◆ What the task asks ◆
Reproduce every entry exactly as shown.

◆ Exercise materials ◆
-- -- --

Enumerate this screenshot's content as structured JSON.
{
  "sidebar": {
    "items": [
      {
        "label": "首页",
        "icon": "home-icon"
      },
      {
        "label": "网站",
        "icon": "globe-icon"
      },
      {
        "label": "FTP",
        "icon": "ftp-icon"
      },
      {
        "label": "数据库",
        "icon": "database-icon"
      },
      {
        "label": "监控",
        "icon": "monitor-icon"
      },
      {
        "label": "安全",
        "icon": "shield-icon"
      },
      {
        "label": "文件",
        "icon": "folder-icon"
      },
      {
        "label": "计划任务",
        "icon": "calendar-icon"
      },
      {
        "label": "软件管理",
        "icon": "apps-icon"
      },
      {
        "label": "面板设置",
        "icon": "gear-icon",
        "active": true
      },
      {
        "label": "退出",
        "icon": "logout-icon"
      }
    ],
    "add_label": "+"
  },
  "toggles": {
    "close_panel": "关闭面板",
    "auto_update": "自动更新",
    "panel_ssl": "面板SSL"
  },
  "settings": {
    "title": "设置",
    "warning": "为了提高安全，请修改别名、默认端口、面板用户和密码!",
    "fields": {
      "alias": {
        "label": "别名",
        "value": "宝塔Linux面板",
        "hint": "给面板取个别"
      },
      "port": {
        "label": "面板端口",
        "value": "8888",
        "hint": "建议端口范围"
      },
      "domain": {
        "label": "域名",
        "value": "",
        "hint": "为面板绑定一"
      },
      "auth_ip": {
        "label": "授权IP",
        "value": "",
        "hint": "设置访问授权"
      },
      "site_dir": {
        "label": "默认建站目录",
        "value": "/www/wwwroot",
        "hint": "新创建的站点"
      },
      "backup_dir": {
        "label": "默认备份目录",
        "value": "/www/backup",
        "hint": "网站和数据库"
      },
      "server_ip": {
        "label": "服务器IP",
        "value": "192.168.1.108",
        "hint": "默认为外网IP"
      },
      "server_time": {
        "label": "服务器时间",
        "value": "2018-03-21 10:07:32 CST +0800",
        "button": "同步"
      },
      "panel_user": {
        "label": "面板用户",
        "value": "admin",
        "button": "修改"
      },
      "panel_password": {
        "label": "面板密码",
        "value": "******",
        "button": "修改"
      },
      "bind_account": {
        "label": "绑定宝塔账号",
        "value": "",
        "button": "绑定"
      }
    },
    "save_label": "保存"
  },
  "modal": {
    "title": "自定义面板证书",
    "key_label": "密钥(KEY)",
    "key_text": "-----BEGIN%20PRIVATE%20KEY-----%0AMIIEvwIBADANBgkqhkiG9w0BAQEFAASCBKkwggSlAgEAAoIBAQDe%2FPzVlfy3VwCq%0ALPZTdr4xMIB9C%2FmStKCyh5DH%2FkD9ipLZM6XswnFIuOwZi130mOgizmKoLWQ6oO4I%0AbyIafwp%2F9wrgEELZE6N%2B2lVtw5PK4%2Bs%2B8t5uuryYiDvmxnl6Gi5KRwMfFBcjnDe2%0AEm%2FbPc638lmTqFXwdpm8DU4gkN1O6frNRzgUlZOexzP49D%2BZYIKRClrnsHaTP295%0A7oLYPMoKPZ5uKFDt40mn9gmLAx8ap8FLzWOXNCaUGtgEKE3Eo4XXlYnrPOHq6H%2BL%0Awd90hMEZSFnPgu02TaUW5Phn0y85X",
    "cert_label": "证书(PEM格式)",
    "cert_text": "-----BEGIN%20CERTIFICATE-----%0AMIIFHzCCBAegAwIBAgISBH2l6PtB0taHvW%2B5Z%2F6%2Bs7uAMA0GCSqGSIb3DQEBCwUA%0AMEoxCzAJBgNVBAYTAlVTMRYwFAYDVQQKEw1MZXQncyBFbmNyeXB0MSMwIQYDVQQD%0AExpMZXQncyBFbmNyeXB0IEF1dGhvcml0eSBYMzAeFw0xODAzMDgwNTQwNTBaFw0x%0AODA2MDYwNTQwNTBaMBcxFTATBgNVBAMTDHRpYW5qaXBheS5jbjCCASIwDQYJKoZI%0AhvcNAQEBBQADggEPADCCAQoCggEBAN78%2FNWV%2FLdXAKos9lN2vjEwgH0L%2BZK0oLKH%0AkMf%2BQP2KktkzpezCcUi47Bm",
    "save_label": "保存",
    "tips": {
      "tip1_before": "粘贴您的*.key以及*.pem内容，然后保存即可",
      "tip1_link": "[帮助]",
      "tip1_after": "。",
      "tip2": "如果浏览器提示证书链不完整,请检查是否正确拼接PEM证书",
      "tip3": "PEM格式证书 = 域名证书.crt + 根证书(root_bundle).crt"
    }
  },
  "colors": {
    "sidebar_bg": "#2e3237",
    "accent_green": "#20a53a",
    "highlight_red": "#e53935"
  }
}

-- -- --

◆ Response to this exercise ◆
Enumerate this screenshot's content as structured JSON.
{
  "sidebar": {
    "items": [
      {
        "label": "首页",
        "icon": "home-icon"
      },
      {
        "label": "网站",
        "icon": "globe-icon"
      },
      {
        "label": "FTP",
        "icon": "ftp-icon"
      },
      {
        "label": "数据库",
        "icon": "database-icon"
      },
      {
        "label": "监控",
        "icon": "monitor-icon"
      },
      {
        "label": "安全",
        "icon": "shield-icon"
      },
      {
        "label": "文件",
        "icon": "folder-icon"
      },
      {
        "label": "计划任务",
        "icon": "calendar-icon"
      },
      {
        "label": "软件管理",
        "icon": "apps-icon"
      },
      {
        "label": "面板设置",
        "icon": "gear-icon",
        "active": true
      },
      {
        "label": "退出",
        "icon": "logout-icon"
      }
    ],
    "add_label": "+"
  },
  "toggles": {
    "close_panel": "关闭面板",
    "auto_update": "自动更新",
    "panel_ssl": "面板SSL"
  },
  "settings": {
    "title": "设置",
    "warning": "为了提高安全，请修改别名、默认端口、面板用户和密码!",
    "fields": {
      "alias": {
        "label": "别名",
        "value": "宝塔Linux面板",
        "hint": "给面板取个别"
      },
      "port": {
        "label": "面板端口",
        "value": "8888",
        "hint": "建议端口范围"
      },
      "domain": {
        "label": "域名",
        "value": "",
        "hint": "为面板绑定一"
      },
      "auth_ip": {
        "label": "授权IP",
        "value": "",
        "hint": "设置访问授权"
      },
      "site_dir": {
        "label": "默认建站目录",
        "value": "/www/wwwroot",
        "hint": "新创建的站点"
      },
      "backup_dir": {
        "label": "默认备份目录",
        "value": "/www/backup",
        "hint": "网站和数据库"
      },
      "server_ip": {
        "label": "服务器IP",
        "value": "192.168.1.108",
        "hint": "默认为外网IP"
      },
      "server_time": {
        "label": "服务器时间",
        "value": "2018-03-21 10:07:32 CST +0800",
        "button": "同步"
      },
      "panel_user": {
        "label": "面板用户",
        "value": "admin",
        "button": "修改"
      },
      "panel_password": {
        "label": "面板密码",
        "value": "******",
        "button": "修改"
      },
      "bind_account": {
        "label": "绑定宝塔账号",
        "value": "",
        "button": "绑定"
      }
    },
    "save_label": "保存"
  },
  "modal": {
    "title": "自定义面板证书",
    "key_label": "密钥(KEY)",
    "key_text": "-----BEGIN%20PRIVATE%20KEY-----%0AMIIEvwIBADANBgkqhkiG9w0BAQEFAASCBKkwggSlAgEAAoIBAQDe%2FPzVlfy3VwCq%0ALPZTdr4xMIB9C%2FmStKCyh5DH%2FkD9ipLZM6XswnFIuOwZi130mOgizmKoLWQ6oO4I%0AbyIafwp%2F9wrgEELZE6N%2B2lVtw5PK4%2Bs%2B8t5uuryYiDvmxnl6Gi5KRwMfFBcjnDe2%0AEm%2FbPc638lmTqFXwdpm8DU4gkN1O6frNRzgUlZOexzP49D%2BZYIKRClrnsHaTP295%0A7oLYPMoKPZ5uKFDt40mn9gmLAx8ap8FLzWOXNCaUGtgEKE3Eo4XXlYnrPOHq6H%2BL%0Awd90hMEZSFnPgu02TaUW5Phn0y85X",
    "cert_label": "证书(PEM格式)",
    "cert_text": "-----BEGIN%20CERTIFICATE-----%0AMIIFHzCCBAegAwIBAgISBH2l6PtB0taHvW%2B5Z%2F6%2Bs7uAMA0GCSqGSIb3DQEBCwUA%0AMEoxCzAJBgNVBAYTAlVTMRYwFAYDVQQKEw1MZXQncyBFbmNyeXB0MSMwIQYDVQQD%0AExpMZXQncyBFbmNyeXB0IEF1dGhvcml0eSBYMzAeFw0xODAzMDgwNTQwNTBaFw0x%0AODA2MDYwNTQwNTBaMBcxFTATBgNVBAMTDHRpYW5qaXBheS5jbjCCASIwDQYJKoZI%0AhvcNAQEBBQADggEPADCCAQoCggEBAN78%2FNWV%2FLdXAKos9lN2vjEwgH0L%2BZK0oLKH%0AkMf%2BQP2KktkzpezCcUi47Bm",
    "save_label": "保存",
    "tips": {
      "tip1_before": "粘贴您的*.key以及*.pem内容，然后保存即可",
      "tip1_link": "[帮助]",
      "tip1_after": "。",
      "tip2": "如果浏览器提示证书链不完整,请检查是否正确拼接PEM证书",
      "tip3": "PEM格式证书 = 域名证书.crt + 根证书(root_bundle).crt"
    }
  },
  "colors": {
    "sidebar_bg": "#2e3237",
    "accent_green": "#20a53a",
    "highlight_red": "#e53935"
  }
}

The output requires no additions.